Records to process:
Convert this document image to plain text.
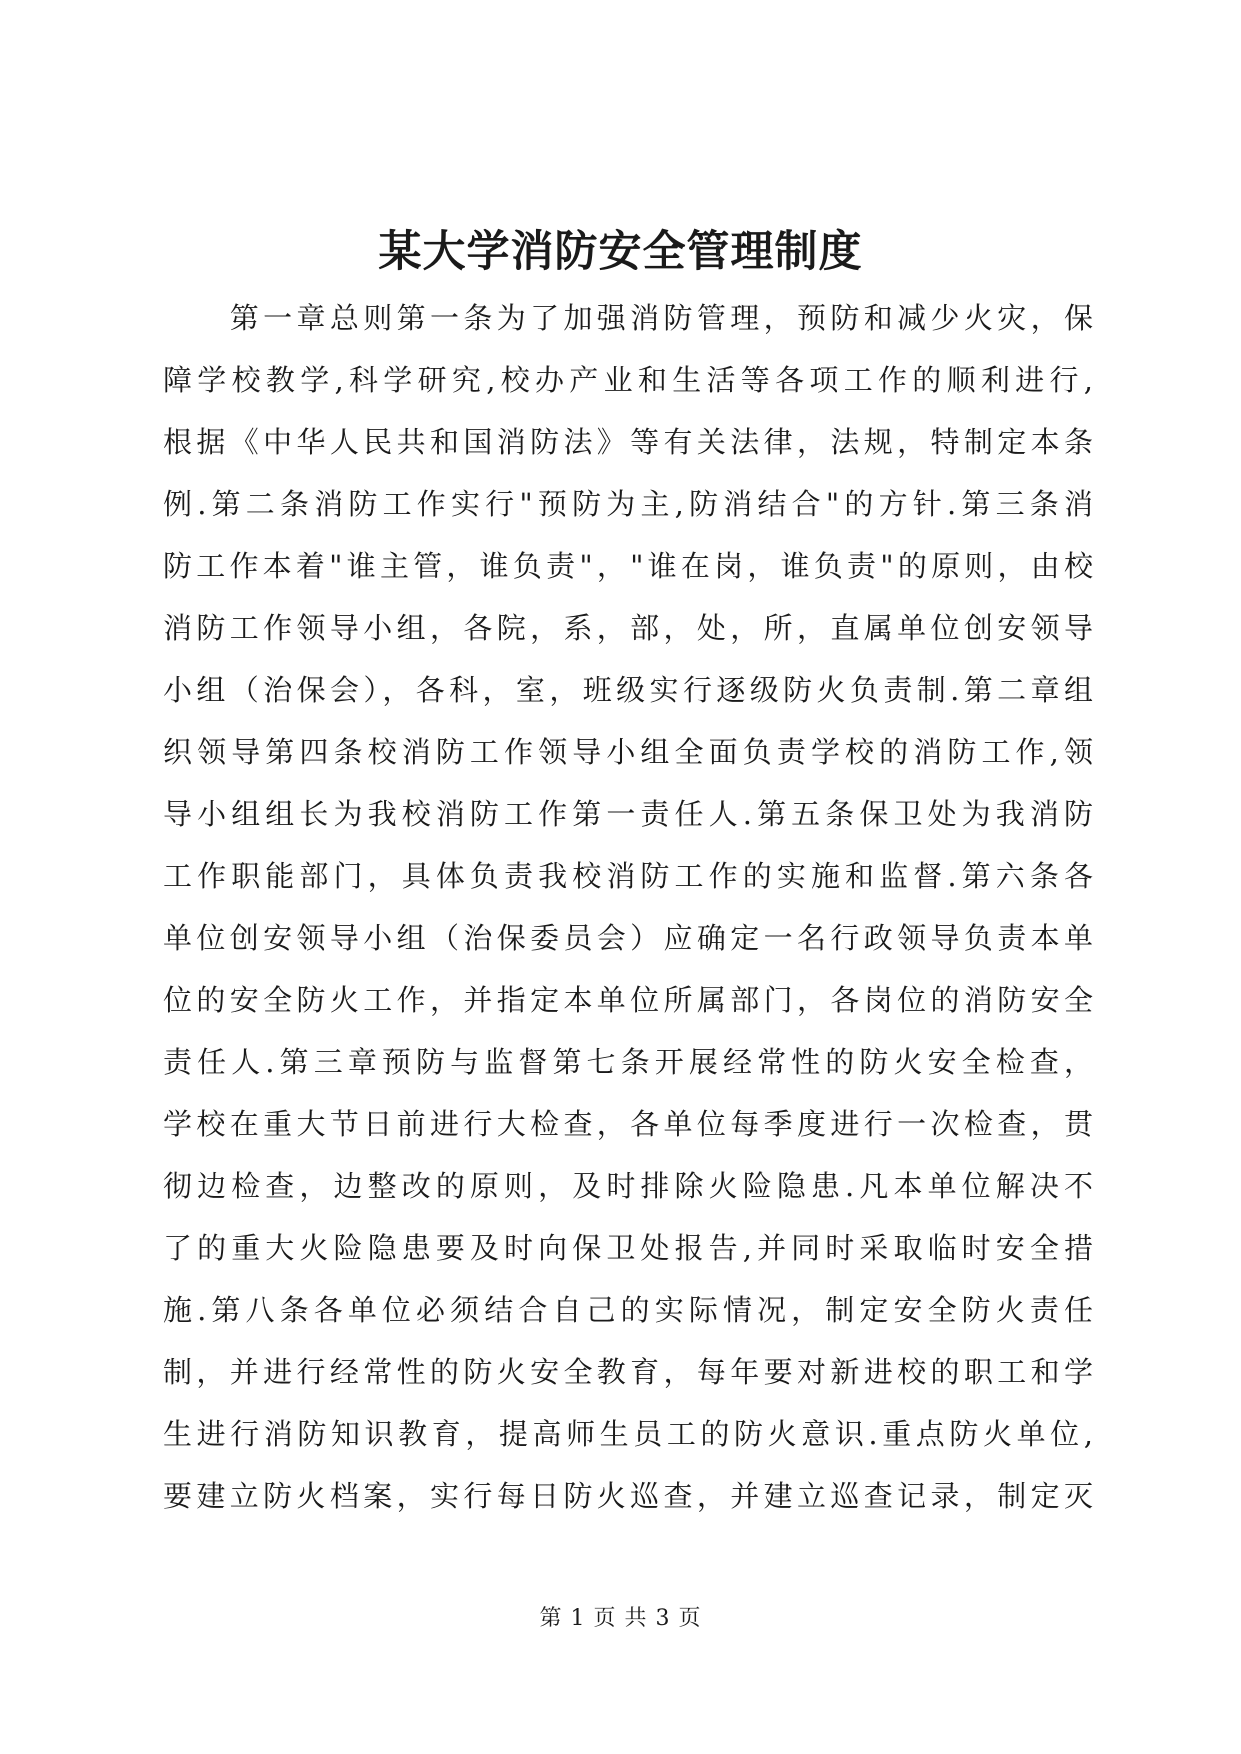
某大学消防安全管理制度
　　第一章总则第一条为了加强消防管理，预防和减少火灾，保
障学校教学,科学研究,校办产业和生活等各项工作的顺利进行,
根据《中华人民共和国消防法》等有关法律，法规，特制定本条
例.第二条消防工作实行"预防为主,防消结合"的方针.第三条消
防工作本着"谁主管，谁负责"，"谁在岗，谁负责"的原则，由校
消防工作领导小组，各院，系，部，处，所，直属单位创安领导
小组（治保会），各科，室，班级实行逐级防火负责制.第二章组
织领导第四条校消防工作领导小组全面负责学校的消防工作,领
导小组组长为我校消防工作第一责任人.第五条保卫处为我消防
工作职能部门，具体负责我校消防工作的实施和监督.第六条各
单位创安领导小组（治保委员会）应确定一名行政领导负责本单
位的安全防火工作，并指定本单位所属部门，各岗位的消防安全
责任人.第三章预防与监督第七条开展经常性的防火安全检查，
学校在重大节日前进行大检查，各单位每季度进行一次检查，贯
彻边检查，边整改的原则，及时排除火险隐患.凡本单位解决不
了的重大火险隐患要及时向保卫处报告,并同时采取临时安全措
施.第八条各单位必须结合自己的实际情况，制定安全防火责任
制，并进行经常性的防火安全教育，每年要对新进校的职工和学
生进行消防知识教育，提高师生员工的防火意识.重点防火单位,
要建立防火档案，实行每日防火巡查，并建立巡查记录，制定灭
第 1 页 共 3 页
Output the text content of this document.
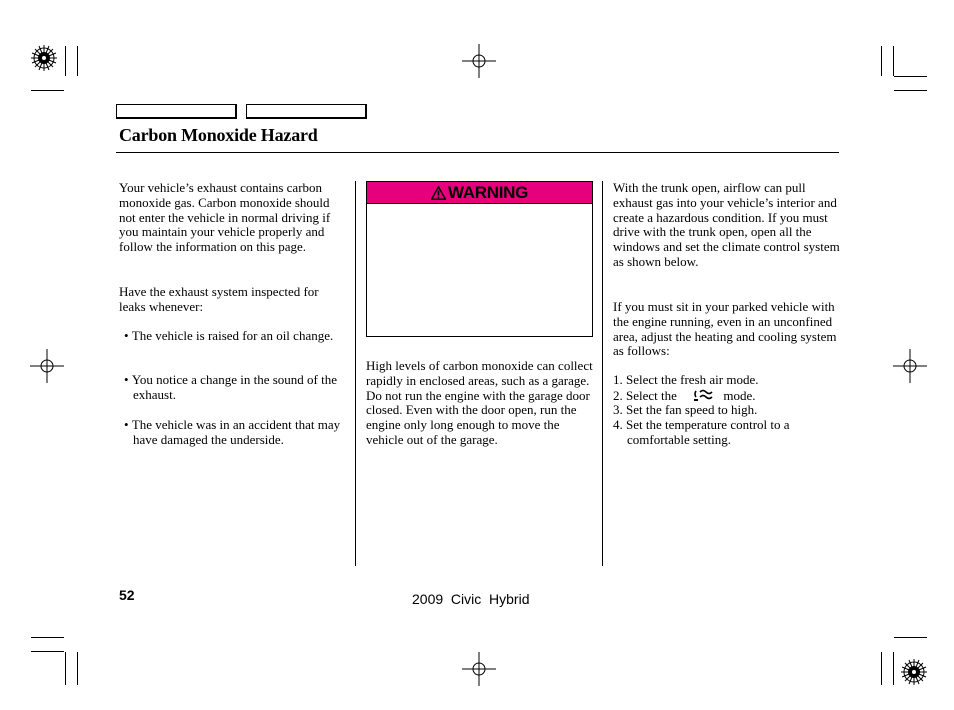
Carbon Monoxide Hazard

Your vehicle’s exhaust contains carbon monoxide gas. Carbon monoxide should not enter the vehicle in normal driving if you maintain your vehicle properly and follow the information on this page.

Have the exhaust system inspected for leaks whenever:

• The vehicle is raised for an oil change.

• You notice a change in the sound of the exhaust.

• The vehicle was in an accident that may have damaged the underside.

WARNING

High levels of carbon monoxide can collect rapidly in enclosed areas, such as a garage. Do not run the engine with the garage door closed. Even with the door open, run the engine only long enough to move the vehicle out of the garage.

With the trunk open, airflow can pull exhaust gas into your vehicle’s interior and create a hazardous condition. If you must drive with the trunk open, open all the windows and set the climate control system as shown below.

If you must sit in your parked vehicle with the engine running, even in an unconfined area, adjust the heating and cooling system as follows:

1. Select the fresh air mode.

2. Select the	mode.

3. Set the fan speed to high.

4. Set the temperature control to a comfortable setting.

52	2009  Civic  Hybrid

What to do:
Transcribe the records word for word and include no pictures.

Solution to the exercise:
Convert this document image to plain text.
某大学消防安全管理制度
　　第一章总则第一条为了加强消防管理，预防和减少火灾，保
障学校教学,科学研究,校办产业和生活等各项工作的顺利进行,
根据《中华人民共和国消防法》等有关法律，法规，特制定本条
例.第二条消防工作实行"预防为主,防消结合"的方针.第三条消
防工作本着"谁主管，谁负责"，"谁在岗，谁负责"的原则，由校
消防工作领导小组，各院，系，部，处，所，直属单位创安领导
小组（治保会），各科，室，班级实行逐级防火负责制.第二章组
织领导第四条校消防工作领导小组全面负责学校的消防工作,领
导小组组长为我校消防工作第一责任人.第五条保卫处为我消防
工作职能部门，具体负责我校消防工作的实施和监督.第六条各
单位创安领导小组（治保委员会）应确定一名行政领导负责本单
位的安全防火工作，并指定本单位所属部门，各岗位的消防安全
责任人.第三章预防与监督第七条开展经常性的防火安全检查，
学校在重大节日前进行大检查，各单位每季度进行一次检查，贯
彻边检查，边整改的原则，及时排除火险隐患.凡本单位解决不
了的重大火险隐患要及时向保卫处报告,并同时采取临时安全措
施.第八条各单位必须结合自己的实际情况，制定安全防火责任
制，并进行经常性的防火安全教育，每年要对新进校的职工和学
生进行消防知识教育，提高师生员工的防火意识.重点防火单位,
要建立防火档案，实行每日防火巡查，并建立巡查记录，制定灭
第 1 页 共 3 页
Output the text content of this document.
Carbon Monoxide Hazard

Your vehicle’s exhaust contains carbon monoxide gas. Carbon monoxide should not enter the vehicle in normal driving if you maintain your vehicle properly and follow the information on this page.

Have the exhaust system inspected for leaks whenever:

• The vehicle is raised for an oil change.

• You notice a change in the sound of the exhaust.

• The vehicle was in an accident that may have damaged the underside.

WARNING

High levels of carbon monoxide can collect rapidly in enclosed areas, such as a garage. Do not run the engine with the garage door closed. Even with the door open, run the engine only long enough to move the vehicle out of the garage.

With the trunk open, airflow can pull exhaust gas into your vehicle’s interior and create a hazardous condition. If you must drive with the trunk open, open all the windows and set the climate control system as shown below.

If you must sit in your parked vehicle with the engine running, even in an unconfined area, adjust the heating and cooling system as follows:

1. Select the fresh air mode.

2. Select the	mode.

3. Set the fan speed to high.

4. Set the temperature control to a comfortable setting.

52	2009  Civic  Hybrid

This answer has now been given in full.